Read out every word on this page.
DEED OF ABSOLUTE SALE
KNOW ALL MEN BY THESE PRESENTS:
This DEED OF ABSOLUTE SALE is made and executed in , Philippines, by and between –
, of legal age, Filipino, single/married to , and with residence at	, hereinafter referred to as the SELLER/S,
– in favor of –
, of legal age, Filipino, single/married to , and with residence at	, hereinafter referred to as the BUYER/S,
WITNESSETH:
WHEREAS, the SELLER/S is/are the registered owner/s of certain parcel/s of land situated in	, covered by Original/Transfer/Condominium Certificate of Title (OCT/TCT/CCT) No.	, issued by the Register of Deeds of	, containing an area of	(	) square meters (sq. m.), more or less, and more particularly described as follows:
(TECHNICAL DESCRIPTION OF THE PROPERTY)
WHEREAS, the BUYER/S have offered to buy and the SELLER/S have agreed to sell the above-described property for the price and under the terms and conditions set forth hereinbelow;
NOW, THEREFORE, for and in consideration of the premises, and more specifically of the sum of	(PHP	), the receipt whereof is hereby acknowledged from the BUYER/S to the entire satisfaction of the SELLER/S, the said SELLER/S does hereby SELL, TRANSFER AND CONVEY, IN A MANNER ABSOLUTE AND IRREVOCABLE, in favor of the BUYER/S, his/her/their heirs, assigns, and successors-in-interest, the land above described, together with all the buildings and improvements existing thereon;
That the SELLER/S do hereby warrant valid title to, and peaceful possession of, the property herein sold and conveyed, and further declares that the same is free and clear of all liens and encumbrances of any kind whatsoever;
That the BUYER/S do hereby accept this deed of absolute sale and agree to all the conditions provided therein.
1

# # #

Directive ▸ Would you give the material above again, complete and exact?

Written response ▸
Read out every word on this page.
DEED OF ABSOLUTE SALE
KNOW ALL MEN BY THESE PRESENTS:
This DEED OF ABSOLUTE SALE is made and executed in , Philippines, by and between –
, of legal age, Filipino, single/married to , and with residence at	, hereinafter referred to as the SELLER/S,
– in favor of –
, of legal age, Filipino, single/married to , and with residence at	, hereinafter referred to as the BUYER/S,
WITNESSETH:
WHEREAS, the SELLER/S is/are the registered owner/s of certain parcel/s of land situated in	, covered by Original/Transfer/Condominium Certificate of Title (OCT/TCT/CCT) No.	, issued by the Register of Deeds of	, containing an area of	(	) square meters (sq. m.), more or less, and more particularly described as follows:
(TECHNICAL DESCRIPTION OF THE PROPERTY)
WHEREAS, the BUYER/S have offered to buy and the SELLER/S have agreed to sell the above-described property for the price and under the terms and conditions set forth hereinbelow;
NOW, THEREFORE, for and in consideration of the premises, and more specifically of the sum of	(PHP	), the receipt whereof is hereby acknowledged from the BUYER/S to the entire satisfaction of the SELLER/S, the said SELLER/S does hereby SELL, TRANSFER AND CONVEY, IN A MANNER ABSOLUTE AND IRREVOCABLE, in favor of the BUYER/S, his/her/their heirs, assigns, and successors-in-interest, the land above described, together with all the buildings and improvements existing thereon;
That the SELLER/S do hereby warrant valid title to, and peaceful possession of, the property herein sold and conveyed, and further declares that the same is free and clear of all liens and encumbrances of any kind whatsoever;
That the BUYER/S do hereby accept this deed of absolute sale and agree to all the conditions provided therein.
1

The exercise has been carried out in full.